▶ What you should do
Set down the material once more, exactly as it appears.

— BEGIN Records shown —

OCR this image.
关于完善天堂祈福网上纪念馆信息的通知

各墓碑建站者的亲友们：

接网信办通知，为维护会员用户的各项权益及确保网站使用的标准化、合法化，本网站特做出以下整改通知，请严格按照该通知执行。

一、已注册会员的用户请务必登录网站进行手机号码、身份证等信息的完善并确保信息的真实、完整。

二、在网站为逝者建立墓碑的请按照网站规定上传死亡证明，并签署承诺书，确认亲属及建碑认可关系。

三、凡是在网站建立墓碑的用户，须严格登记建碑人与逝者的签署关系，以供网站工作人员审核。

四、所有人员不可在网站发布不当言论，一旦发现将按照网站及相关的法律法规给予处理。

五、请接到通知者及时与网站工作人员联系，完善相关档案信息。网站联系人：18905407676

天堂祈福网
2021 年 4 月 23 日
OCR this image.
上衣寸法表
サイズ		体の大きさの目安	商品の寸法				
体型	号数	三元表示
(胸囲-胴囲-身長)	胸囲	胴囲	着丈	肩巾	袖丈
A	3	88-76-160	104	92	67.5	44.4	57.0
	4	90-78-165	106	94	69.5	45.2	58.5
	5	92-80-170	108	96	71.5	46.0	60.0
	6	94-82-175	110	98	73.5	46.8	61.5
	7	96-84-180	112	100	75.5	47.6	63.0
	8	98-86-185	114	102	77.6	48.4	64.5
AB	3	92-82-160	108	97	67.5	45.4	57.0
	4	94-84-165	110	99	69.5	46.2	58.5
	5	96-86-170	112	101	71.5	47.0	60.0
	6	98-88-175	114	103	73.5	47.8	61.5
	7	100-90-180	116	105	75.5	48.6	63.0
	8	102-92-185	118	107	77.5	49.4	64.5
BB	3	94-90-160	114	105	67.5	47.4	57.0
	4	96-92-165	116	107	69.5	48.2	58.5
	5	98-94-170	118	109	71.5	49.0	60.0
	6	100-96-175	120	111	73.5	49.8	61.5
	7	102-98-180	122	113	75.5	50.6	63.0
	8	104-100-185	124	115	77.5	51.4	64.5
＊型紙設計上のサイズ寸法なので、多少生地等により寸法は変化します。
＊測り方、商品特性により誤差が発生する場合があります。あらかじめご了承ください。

— END Records shown —

▶ Solution for this task
OCR this image.
关于完善天堂祈福网上纪念馆信息的通知

各墓碑建站者的亲友们：

接网信办通知，为维护会员用户的各项权益及确保网站使用的标准化、合法化，本网站特做出以下整改通知，请严格按照该通知执行。

一、已注册会员的用户请务必登录网站进行手机号码、身份证等信息的完善并确保信息的真实、完整。

二、在网站为逝者建立墓碑的请按照网站规定上传死亡证明，并签署承诺书，确认亲属及建碑认可关系。

三、凡是在网站建立墓碑的用户，须严格登记建碑人与逝者的签署关系，以供网站工作人员审核。

四、所有人员不可在网站发布不当言论，一旦发现将按照网站及相关的法律法规给予处理。

五、请接到通知者及时与网站工作人员联系，完善相关档案信息。网站联系人：18905407676

天堂祈福网
2021 年 4 月 23 日
OCR this image.
上衣寸法表
サイズ		体の大きさの目安	商品の寸法				
体型	号数	三元表示
(胸囲-胴囲-身長)	胸囲	胴囲	着丈	肩巾	袖丈
A	3	88-76-160	104	92	67.5	44.4	57.0
	4	90-78-165	106	94	69.5	45.2	58.5
	5	92-80-170	108	96	71.5	46.0	60.0
	6	94-82-175	110	98	73.5	46.8	61.5
	7	96-84-180	112	100	75.5	47.6	63.0
	8	98-86-185	114	102	77.6	48.4	64.5
AB	3	92-82-160	108	97	67.5	45.4	57.0
	4	94-84-165	110	99	69.5	46.2	58.5
	5	96-86-170	112	101	71.5	47.0	60.0
	6	98-88-175	114	103	73.5	47.8	61.5
	7	100-90-180	116	105	75.5	48.6	63.0
	8	102-92-185	118	107	77.5	49.4	64.5
BB	3	94-90-160	114	105	67.5	47.4	57.0
	4	96-92-165	116	107	69.5	48.2	58.5
	5	98-94-170	118	109	71.5	49.0	60.0
	6	100-96-175	120	111	73.5	49.8	61.5
	7	102-98-180	122	113	75.5	50.6	63.0
	8	104-100-185	124	115	77.5	51.4	64.5
＊型紙設計上のサイズ寸法なので、多少生地等により寸法は変化します。
＊測り方、商品特性により誤差が発生する場合があります。あらかじめご了承ください。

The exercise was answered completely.